Problem
Would you quote every entry exactly, dropping only the pictures?

Rows from a dataset
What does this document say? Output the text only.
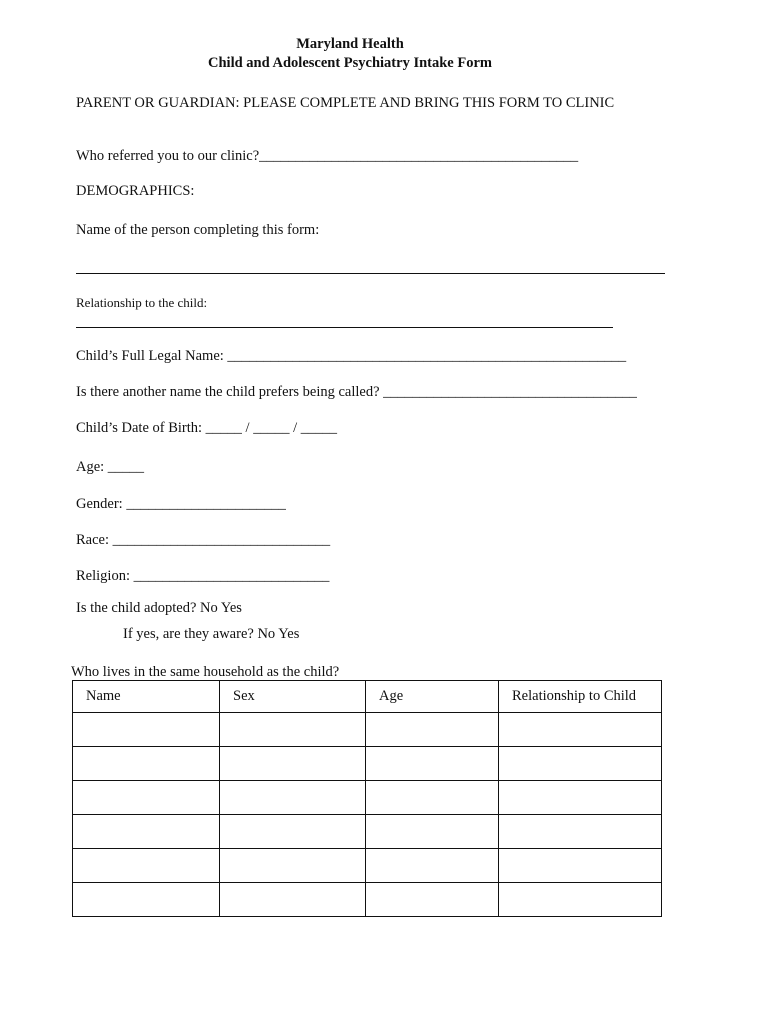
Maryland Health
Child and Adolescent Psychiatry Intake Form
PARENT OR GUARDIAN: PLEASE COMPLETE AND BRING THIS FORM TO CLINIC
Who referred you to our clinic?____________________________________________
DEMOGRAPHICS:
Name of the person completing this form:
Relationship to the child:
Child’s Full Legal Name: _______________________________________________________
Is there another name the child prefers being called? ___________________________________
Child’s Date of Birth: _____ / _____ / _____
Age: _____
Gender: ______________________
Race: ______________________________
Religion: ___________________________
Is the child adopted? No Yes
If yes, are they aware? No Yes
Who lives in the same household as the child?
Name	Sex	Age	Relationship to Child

Written reply
What does this document say? Output the text only.
Maryland Health
Child and Adolescent Psychiatry Intake Form
PARENT OR GUARDIAN: PLEASE COMPLETE AND BRING THIS FORM TO CLINIC
Who referred you to our clinic?____________________________________________
DEMOGRAPHICS:
Name of the person completing this form:
Relationship to the child:
Child’s Full Legal Name: _______________________________________________________
Is there another name the child prefers being called? ___________________________________
Child’s Date of Birth: _____ / _____ / _____
Age: _____
Gender: ______________________
Race: ______________________________
Religion: ___________________________
Is the child adopted? No Yes
If yes, are they aware? No Yes
Who lives in the same household as the child?
Name	Sex	Age	Relationship to Child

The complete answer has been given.